**The exercise:**
Rewrite the items from the first line up to and including the line with "In FIG. 8, the cylinder 19 is at (1105, 605).", swapping "disc brake" for "drum brake" and keeping everything else the same.

------------------------

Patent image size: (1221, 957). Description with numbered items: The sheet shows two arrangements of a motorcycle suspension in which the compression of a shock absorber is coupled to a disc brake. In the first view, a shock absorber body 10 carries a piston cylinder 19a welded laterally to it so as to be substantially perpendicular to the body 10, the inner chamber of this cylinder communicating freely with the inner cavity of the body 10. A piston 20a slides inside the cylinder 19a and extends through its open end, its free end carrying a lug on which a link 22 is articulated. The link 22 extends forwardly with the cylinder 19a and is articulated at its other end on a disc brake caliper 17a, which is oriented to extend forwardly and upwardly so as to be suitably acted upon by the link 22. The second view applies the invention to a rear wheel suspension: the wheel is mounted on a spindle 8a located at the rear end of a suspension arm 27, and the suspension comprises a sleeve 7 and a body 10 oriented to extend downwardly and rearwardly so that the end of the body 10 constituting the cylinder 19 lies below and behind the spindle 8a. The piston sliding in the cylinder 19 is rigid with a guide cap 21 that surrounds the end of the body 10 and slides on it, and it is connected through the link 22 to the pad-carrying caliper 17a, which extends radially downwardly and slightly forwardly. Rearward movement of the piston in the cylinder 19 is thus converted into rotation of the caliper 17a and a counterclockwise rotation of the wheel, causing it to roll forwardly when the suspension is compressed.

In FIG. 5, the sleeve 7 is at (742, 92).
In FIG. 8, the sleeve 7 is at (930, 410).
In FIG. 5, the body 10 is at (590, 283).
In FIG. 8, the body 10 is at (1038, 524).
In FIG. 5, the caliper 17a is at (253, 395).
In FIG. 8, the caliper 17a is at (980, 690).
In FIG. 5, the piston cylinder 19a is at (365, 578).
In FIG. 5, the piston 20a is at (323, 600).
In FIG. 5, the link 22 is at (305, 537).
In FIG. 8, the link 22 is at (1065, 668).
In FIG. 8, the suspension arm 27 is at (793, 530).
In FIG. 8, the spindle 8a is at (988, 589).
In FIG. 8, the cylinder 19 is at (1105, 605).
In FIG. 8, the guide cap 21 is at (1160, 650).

------------------------

**Finished task:**
Patent image size: (1221, 957). Description with numbered items: The sheet shows two arrangements of a motorcycle suspension in which the compression of a shock absorber is coupled to a drum brake. In the first view, a shock absorber body 10 carries a piston cylinder 19a welded laterally to it so as to be substantially perpendicular to the body 10, the inner chamber of this cylinder communicating freely with the inner cavity of the body 10. A piston 20a slides inside the cylinder 19a and extends through its open end, its free end carrying a lug on which a link 22 is articulated. The link 22 extends forwardly with the cylinder 19a and is articulated at its other end on a drum brake caliper 17a, which is oriented to extend forwardly and upwardly so as to be suitably acted upon by the link 22. The second view applies the invention to a rear wheel suspension: the wheel is mounted on a spindle 8a located at the rear end of a suspension arm 27, and the suspension comprises a sleeve 7 and a body 10 oriented to extend downwardly and rearwardly so that the end of the body 10 constituting the cylinder 19 lies below and behind the spindle 8a. The piston sliding in the cylinder 19 is rigid with a guide cap 21 that surrounds the end of the body 10 and slides on it, and it is connected through the link 22 to the pad-carrying caliper 17a, which extends radially downwardly and slightly forwardly. Rearward movement of the piston in the cylinder 19 is thus converted into rotation of the caliper 17a and a counterclockwise rotation of the wheel, causing it to roll forwardly when the suspension is compressed.

In FIG. 5, the sleeve 7 is at (742, 92).
In FIG. 8, the sleeve 7 is at (930, 410).
In FIG. 5, the body 10 is at (590, 283).
In FIG. 8, the body 10 is at (1038, 524).
In FIG. 5, the caliper 17a is at (253, 395).
In FIG. 8, the caliper 17a is at (980, 690).
In FIG. 5, the piston cylinder 19a is at (365, 578).
In FIG. 5, the piston 20a is at (323, 600).
In FIG. 5, the link 22 is at (305, 537).
In FIG. 8, the link 22 is at (1065, 668).
In FIG. 8, the suspension arm 27 is at (793, 530).
In FIG. 8, the spindle 8a is at (988, 589).
In FIG. 8, the cylinder 19 is at (1105, 605).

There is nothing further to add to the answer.